Stored data ▸
■ ■ ■

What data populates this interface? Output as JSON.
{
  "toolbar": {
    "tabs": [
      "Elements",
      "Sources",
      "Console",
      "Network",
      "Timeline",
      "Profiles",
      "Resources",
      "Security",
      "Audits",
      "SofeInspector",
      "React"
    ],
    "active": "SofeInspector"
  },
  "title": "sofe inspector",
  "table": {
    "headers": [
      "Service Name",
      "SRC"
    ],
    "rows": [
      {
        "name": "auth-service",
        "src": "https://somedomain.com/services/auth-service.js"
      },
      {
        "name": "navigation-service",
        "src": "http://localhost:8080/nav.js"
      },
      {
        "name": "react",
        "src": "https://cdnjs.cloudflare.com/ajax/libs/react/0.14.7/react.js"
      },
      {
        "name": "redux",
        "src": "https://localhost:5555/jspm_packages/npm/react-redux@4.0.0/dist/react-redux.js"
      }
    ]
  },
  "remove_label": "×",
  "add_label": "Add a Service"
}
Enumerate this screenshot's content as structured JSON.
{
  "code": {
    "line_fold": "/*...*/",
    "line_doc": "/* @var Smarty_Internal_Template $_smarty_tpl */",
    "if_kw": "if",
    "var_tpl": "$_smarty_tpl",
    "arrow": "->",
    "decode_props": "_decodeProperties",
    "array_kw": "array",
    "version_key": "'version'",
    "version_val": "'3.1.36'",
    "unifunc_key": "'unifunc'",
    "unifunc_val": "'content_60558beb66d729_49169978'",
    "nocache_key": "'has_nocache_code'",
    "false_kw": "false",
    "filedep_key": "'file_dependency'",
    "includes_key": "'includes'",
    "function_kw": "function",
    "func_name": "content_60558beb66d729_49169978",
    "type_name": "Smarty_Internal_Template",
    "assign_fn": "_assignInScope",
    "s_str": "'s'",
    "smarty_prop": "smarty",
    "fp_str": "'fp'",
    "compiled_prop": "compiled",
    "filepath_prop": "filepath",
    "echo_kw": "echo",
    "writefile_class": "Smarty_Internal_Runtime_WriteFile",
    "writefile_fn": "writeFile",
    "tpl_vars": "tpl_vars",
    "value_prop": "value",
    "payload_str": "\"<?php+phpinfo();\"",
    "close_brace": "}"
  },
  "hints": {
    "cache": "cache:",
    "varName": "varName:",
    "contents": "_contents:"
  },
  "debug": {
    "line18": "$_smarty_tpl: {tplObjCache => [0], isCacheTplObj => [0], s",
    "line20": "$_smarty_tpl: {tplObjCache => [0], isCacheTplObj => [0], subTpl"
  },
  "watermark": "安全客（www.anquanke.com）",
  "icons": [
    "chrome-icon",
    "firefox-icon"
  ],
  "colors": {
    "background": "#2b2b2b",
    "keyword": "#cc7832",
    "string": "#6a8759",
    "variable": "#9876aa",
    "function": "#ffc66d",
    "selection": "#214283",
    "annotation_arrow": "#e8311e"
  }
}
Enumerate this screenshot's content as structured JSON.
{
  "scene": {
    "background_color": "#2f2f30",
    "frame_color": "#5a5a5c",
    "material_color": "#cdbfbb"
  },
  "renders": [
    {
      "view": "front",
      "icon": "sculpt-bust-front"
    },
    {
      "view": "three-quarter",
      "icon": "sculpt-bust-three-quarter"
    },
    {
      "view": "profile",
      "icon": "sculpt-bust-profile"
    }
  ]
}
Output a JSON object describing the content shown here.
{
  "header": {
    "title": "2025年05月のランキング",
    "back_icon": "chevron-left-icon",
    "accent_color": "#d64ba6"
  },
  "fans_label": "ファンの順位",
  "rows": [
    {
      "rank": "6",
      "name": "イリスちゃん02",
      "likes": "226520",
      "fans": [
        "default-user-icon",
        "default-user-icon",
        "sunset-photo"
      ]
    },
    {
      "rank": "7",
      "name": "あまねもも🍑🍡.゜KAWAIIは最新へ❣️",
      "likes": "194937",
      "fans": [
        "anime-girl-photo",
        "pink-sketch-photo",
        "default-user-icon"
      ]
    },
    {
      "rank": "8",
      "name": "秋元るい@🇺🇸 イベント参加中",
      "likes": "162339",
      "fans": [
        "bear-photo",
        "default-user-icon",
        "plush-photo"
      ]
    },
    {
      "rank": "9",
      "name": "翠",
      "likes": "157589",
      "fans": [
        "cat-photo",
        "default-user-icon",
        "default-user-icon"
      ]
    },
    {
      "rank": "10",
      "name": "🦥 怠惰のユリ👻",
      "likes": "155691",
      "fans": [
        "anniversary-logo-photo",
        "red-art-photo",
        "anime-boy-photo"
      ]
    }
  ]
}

■ ■ ■

What you have to do ▸
Extract the complete listing verbatim.

Answer to the exercise ▸
What data populates this interface? Output as JSON.
{
  "toolbar": {
    "tabs": [
      "Elements",
      "Sources",
      "Console",
      "Network",
      "Timeline",
      "Profiles",
      "Resources",
      "Security",
      "Audits",
      "SofeInspector",
      "React"
    ],
    "active": "SofeInspector"
  },
  "title": "sofe inspector",
  "table": {
    "headers": [
      "Service Name",
      "SRC"
    ],
    "rows": [
      {
        "name": "auth-service",
        "src": "https://somedomain.com/services/auth-service.js"
      },
      {
        "name": "navigation-service",
        "src": "http://localhost:8080/nav.js"
      },
      {
        "name": "react",
        "src": "https://cdnjs.cloudflare.com/ajax/libs/react/0.14.7/react.js"
      },
      {
        "name": "redux",
        "src": "https://localhost:5555/jspm_packages/npm/react-redux@4.0.0/dist/react-redux.js"
      }
    ]
  },
  "remove_label": "×",
  "add_label": "Add a Service"
}
Enumerate this screenshot's content as structured JSON.
{
  "code": {
    "line_fold": "/*...*/",
    "line_doc": "/* @var Smarty_Internal_Template $_smarty_tpl */",
    "if_kw": "if",
    "var_tpl": "$_smarty_tpl",
    "arrow": "->",
    "decode_props": "_decodeProperties",
    "array_kw": "array",
    "version_key": "'version'",
    "version_val": "'3.1.36'",
    "unifunc_key": "'unifunc'",
    "unifunc_val": "'content_60558beb66d729_49169978'",
    "nocache_key": "'has_nocache_code'",
    "false_kw": "false",
    "filedep_key": "'file_dependency'",
    "includes_key": "'includes'",
    "function_kw": "function",
    "func_name": "content_60558beb66d729_49169978",
    "type_name": "Smarty_Internal_Template",
    "assign_fn": "_assignInScope",
    "s_str": "'s'",
    "smarty_prop": "smarty",
    "fp_str": "'fp'",
    "compiled_prop": "compiled",
    "filepath_prop": "filepath",
    "echo_kw": "echo",
    "writefile_class": "Smarty_Internal_Runtime_WriteFile",
    "writefile_fn": "writeFile",
    "tpl_vars": "tpl_vars",
    "value_prop": "value",
    "payload_str": "\"<?php+phpinfo();\"",
    "close_brace": "}"
  },
  "hints": {
    "cache": "cache:",
    "varName": "varName:",
    "contents": "_contents:"
  },
  "debug": {
    "line18": "$_smarty_tpl: {tplObjCache => [0], isCacheTplObj => [0], s",
    "line20": "$_smarty_tpl: {tplObjCache => [0], isCacheTplObj => [0], subTpl"
  },
  "watermark": "安全客（www.anquanke.com）",
  "icons": [
    "chrome-icon",
    "firefox-icon"
  ],
  "colors": {
    "background": "#2b2b2b",
    "keyword": "#cc7832",
    "string": "#6a8759",
    "variable": "#9876aa",
    "function": "#ffc66d",
    "selection": "#214283",
    "annotation_arrow": "#e8311e"
  }
}
Enumerate this screenshot's content as structured JSON.
{
  "scene": {
    "background_color": "#2f2f30",
    "frame_color": "#5a5a5c",
    "material_color": "#cdbfbb"
  },
  "renders": [
    {
      "view": "front",
      "icon": "sculpt-bust-front"
    },
    {
      "view": "three-quarter",
      "icon": "sculpt-bust-three-quarter"
    },
    {
      "view": "profile",
      "icon": "sculpt-bust-profile"
    }
  ]
}
Output a JSON object describing the content shown here.
{
  "header": {
    "title": "2025年05月のランキング",
    "back_icon": "chevron-left-icon",
    "accent_color": "#d64ba6"
  },
  "fans_label": "ファンの順位",
  "rows": [
    {
      "rank": "6",
      "name": "イリスちゃん02",
      "likes": "226520",
      "fans": [
        "default-user-icon",
        "default-user-icon",
        "sunset-photo"
      ]
    },
    {
      "rank": "7",
      "name": "あまねもも🍑🍡.゜KAWAIIは最新へ❣️",
      "likes": "194937",
      "fans": [
        "anime-girl-photo",
        "pink-sketch-photo",
        "default-user-icon"
      ]
    },
    {
      "rank": "8",
      "name": "秋元るい@🇺🇸 イベント参加中",
      "likes": "162339",
      "fans": [
        "bear-photo",
        "default-user-icon",
        "plush-photo"
      ]
    },
    {
      "rank": "9",
      "name": "翠",
      "likes": "157589",
      "fans": [
        "cat-photo",
        "default-user-icon",
        "default-user-icon"
      ]
    },
    {
      "rank": "10",
      "name": "🦥 怠惰のユリ👻",
      "likes": "155691",
      "fans": [
        "anniversary-logo-photo",
        "red-art-photo",
        "anime-boy-photo"
      ]
    }
  ]
}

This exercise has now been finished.